* **AUFGABEN**:
[A] Nennen Sie alle Bezeichnungen für Personen oder Personengruppen, die im Text vorkommen.
[B] Fassen Sie den Text bitte in zwei Sätzen zusammen.
[C] Was behindert laut Text die ganzheitliche Betreuung?

* **TEXT**:

::::::::

Meine Hoffnung ist, dass in Zukunft die Informationslücken zwischen behandelnden Parteien geschlossen werden. Aktuell gibt es kaum einen datenschutzkonformen Weg, wie z. B. Arzt und Psychotherapeut Patienteninformationen austauschen können. Das behindert natürlich die ganzheitliche Betreuung und auch das individuelle Verständnis für die Patient:innen.

(5) Was wird in Zukunft ganz groß werden?

::::::::

* **ERFASSTE DATEN**:
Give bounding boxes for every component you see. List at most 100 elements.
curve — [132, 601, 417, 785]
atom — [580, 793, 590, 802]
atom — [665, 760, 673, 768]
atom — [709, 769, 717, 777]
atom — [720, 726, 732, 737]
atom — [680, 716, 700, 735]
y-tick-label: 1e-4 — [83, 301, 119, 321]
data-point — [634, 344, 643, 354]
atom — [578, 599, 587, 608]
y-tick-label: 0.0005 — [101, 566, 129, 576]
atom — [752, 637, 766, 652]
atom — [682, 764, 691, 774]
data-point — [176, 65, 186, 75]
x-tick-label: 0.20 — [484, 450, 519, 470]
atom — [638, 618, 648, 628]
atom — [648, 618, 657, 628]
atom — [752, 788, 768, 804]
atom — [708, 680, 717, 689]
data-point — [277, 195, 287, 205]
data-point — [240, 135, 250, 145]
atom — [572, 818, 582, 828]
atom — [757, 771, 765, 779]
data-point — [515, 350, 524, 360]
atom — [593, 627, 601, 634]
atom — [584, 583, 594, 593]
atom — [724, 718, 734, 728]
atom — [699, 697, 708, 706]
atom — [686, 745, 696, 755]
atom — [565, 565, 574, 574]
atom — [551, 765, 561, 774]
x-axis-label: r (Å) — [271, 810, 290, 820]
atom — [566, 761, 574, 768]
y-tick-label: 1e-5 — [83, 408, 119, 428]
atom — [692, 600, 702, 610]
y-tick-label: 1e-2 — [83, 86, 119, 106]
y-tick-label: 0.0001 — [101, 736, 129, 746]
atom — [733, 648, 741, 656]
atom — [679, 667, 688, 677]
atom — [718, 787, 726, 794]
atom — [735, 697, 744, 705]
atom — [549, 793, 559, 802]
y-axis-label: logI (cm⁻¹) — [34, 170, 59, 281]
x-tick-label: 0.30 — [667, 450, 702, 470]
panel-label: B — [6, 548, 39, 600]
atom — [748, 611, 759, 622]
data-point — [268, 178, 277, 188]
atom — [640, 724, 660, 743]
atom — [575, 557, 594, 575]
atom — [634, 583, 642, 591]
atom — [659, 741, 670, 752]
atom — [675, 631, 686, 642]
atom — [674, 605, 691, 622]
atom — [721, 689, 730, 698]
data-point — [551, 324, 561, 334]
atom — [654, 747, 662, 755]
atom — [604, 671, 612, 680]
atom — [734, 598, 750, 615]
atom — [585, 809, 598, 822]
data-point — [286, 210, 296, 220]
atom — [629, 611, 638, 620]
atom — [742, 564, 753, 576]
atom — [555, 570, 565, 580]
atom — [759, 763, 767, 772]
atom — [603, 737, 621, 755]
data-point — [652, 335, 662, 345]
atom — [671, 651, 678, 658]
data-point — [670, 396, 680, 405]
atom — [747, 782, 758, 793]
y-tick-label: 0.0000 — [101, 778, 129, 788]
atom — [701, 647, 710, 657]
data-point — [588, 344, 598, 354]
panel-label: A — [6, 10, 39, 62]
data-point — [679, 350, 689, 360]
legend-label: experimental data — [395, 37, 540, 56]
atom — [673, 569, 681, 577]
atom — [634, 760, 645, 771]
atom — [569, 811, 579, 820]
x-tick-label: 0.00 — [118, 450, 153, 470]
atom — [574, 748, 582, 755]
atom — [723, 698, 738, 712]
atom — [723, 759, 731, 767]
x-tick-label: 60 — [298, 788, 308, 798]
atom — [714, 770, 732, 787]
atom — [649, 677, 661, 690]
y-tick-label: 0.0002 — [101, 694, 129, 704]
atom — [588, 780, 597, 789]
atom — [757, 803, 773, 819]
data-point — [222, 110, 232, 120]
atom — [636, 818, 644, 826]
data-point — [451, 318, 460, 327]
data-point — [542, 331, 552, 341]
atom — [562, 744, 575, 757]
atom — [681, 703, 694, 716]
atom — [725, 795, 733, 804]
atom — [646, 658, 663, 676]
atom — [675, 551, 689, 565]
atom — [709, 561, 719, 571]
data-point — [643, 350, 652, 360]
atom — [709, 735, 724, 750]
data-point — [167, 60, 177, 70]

::::::::

* **LÖSUNGEN**:
[A] behandelnde Parteien, Arzt, Psychotherapeut, Patient:innen

[B] Der Text äußert die Hoffnung, dass sich künftig die Informationslücken zwischen behandelnden Parteien schließen. Derzeit gibt es kaum einen datenschutzkonformen Weg, Patienteninformationen etwa zwischen Arzt und Psychotherapeut auszutauschen, was die ganzheitliche Betreuung und das individuelle Verständnis für die Patient:innen behindert.

[C] Dass es kaum einen datenschutzkonformen Weg gibt, auf dem etwa Arzt und Psychotherapeut Patienteninformationen austauschen können.